Instructions to follow:
Count the lines containing "appeal". Give the number alone.

Data shown:
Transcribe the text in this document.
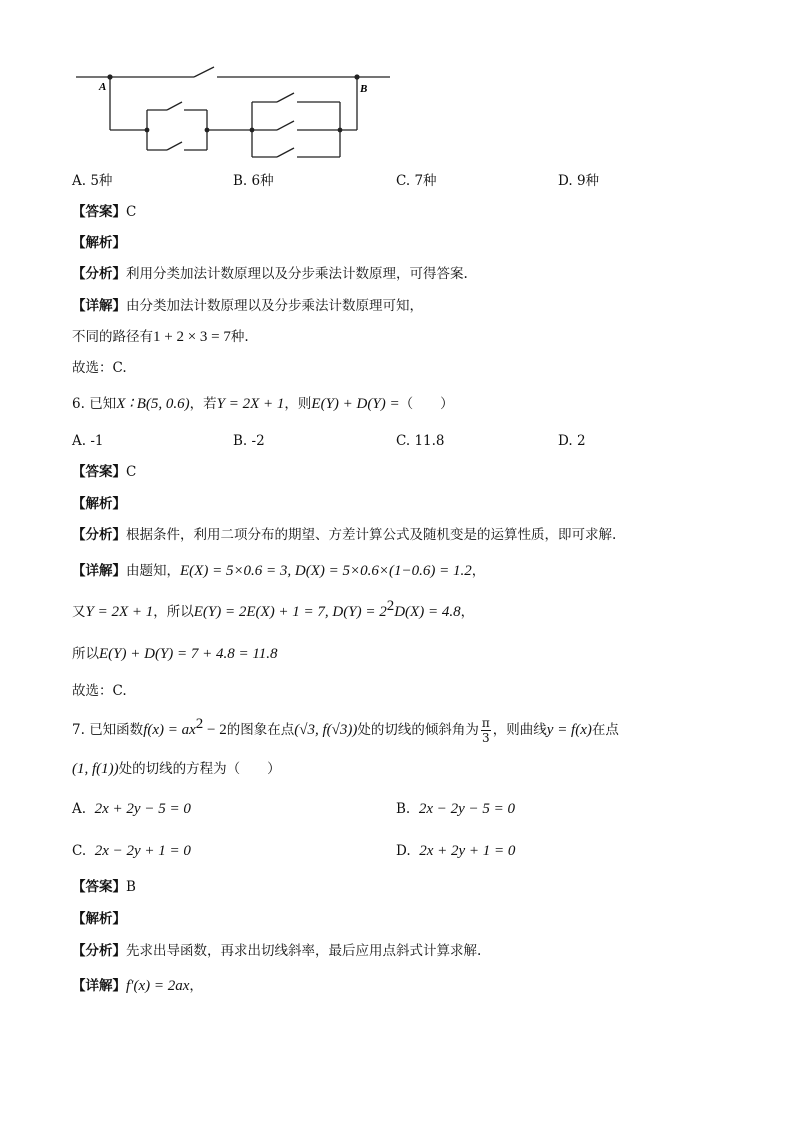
A	B
A. 5种	B. 6种	C. 7种	D. 9种
【答案】C
【解析】
【分析】利用分类加法计数原理以及分步乘法计数原理，可得答案.
【详解】由分类加法计数原理以及分步乘法计数原理可知，
不同的路径有1 + 2 × 3 = 7种.
故选：C.
6. 已知X ∶ B(5, 0.6)，若Y = 2X + 1，则E(Y) + D(Y) =（　　）
A. -1	B. -2	C. 11.8	D. 2
【答案】C
【解析】
【分析】根据条件，利用二项分布的期望、方差计算公式及随机变是的运算性质，即可求解.
【详解】由题知，E(X) = 5×0.6 = 3, D(X) = 5×0.6×(1−0.6) = 1.2，
又Y = 2X + 1，所以E(Y) = 2E(X) + 1 = 7, $D(Y) = 2^2D(X) = 4.8$，
所以E(Y) + D(Y) = 7 + 4.8 = 11.8
故选：C.
7. 已知函数$f(x) = ax^2 - 2$的图象在点(√3, f(√3))处的切线的倾斜角为 $\frac{\pi}{3}$ ，则曲线y = f(x)在点
(1, f(1))处的切线的方程为（　　）
A. 2x + 2y − 5 = 0	B. 2x − 2y − 5 = 0
C. 2x − 2y + 1 = 0	D. 2x + 2y + 1 = 0
【答案】B
【解析】
【分析】先求出导函数，再求出切线斜率，最后应用点斜式计算求解.
【详解】f′(x) = 2ax，
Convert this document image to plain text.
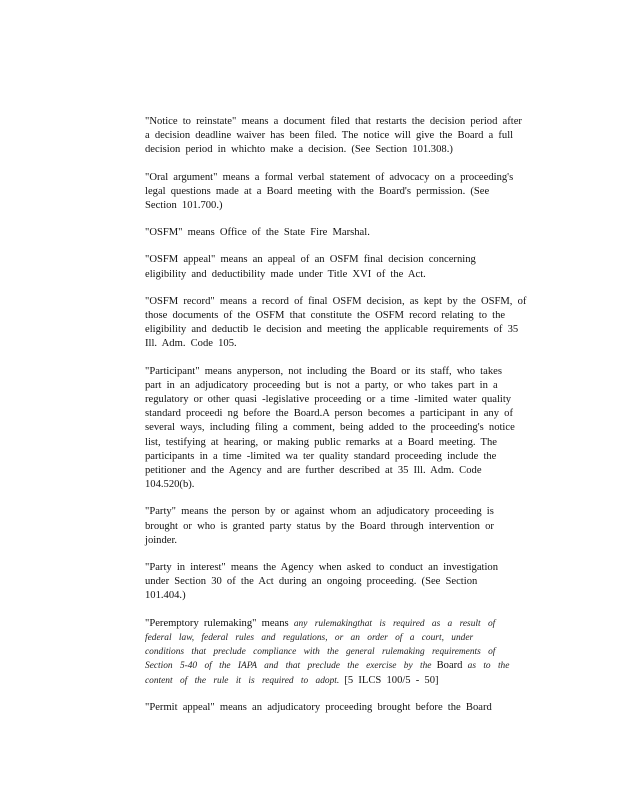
"Notice to reinstate" means a document filed that restarts the decision period after
a decision deadline waiver has been filed. The notice will give the Board a full
decision period in whichto make a decision. (See Section 101.308.)
"Oral argument" means a formal verbal statement of advocacy on a proceeding's
legal questions made at a Board meeting with the Board's permission. (See
Section 101.700.)
"OSFM" means Office of the State Fire Marshal.
"OSFM appeal" means an appeal of an OSFM final decision concerning
eligibility and deductibility made under Title XVI of the Act.
"OSFM record" means a record of final OSFM decision, as kept by the OSFM, of
those documents of the OSFM that constitute the OSFM record relating to the
eligibility and deductib le decision and meeting the applicable requirements of 35
Ill. Adm. Code 105.
"Participant" means anyperson, not including the Board or its staff, who takes
part in an adjudicatory proceeding but is not a party, or who takes part in a
regulatory or other quasi -legislative proceeding or a time -limited water quality
standard proceedi ng before the Board.A person becomes a participant in any of
several ways, including filing a comment, being added to the proceeding's notice
list, testifying at hearing, or making public remarks at a Board meeting. The
participants in a time -limited wa ter quality standard proceeding include the
petitioner and the Agency and are further described at 35 Ill. Adm. Code
104.520(b).
"Party" means the person by or against whom an adjudicatory proceeding is
brought or who is granted party status by the Board through intervention or
joinder.
"Party in interest" means the Agency when asked to conduct an investigation
under Section 30 of the Act during an ongoing proceeding. (See Section
101.404.)
"Peremptory rulemaking" means any rulemakingthat is required as a result of
federal law, federal rules and regulations, or an order of a court, under
conditions that preclude compliance with the general rulemaking requirements of
Section 5-40 of the IAPA and that preclude the exercise by the Board as to the
content of the rule it is required to adopt. [5 ILCS 100/5 - 50]
"Permit appeal" means an adjudicatory proceeding brought before the Board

Output below:
2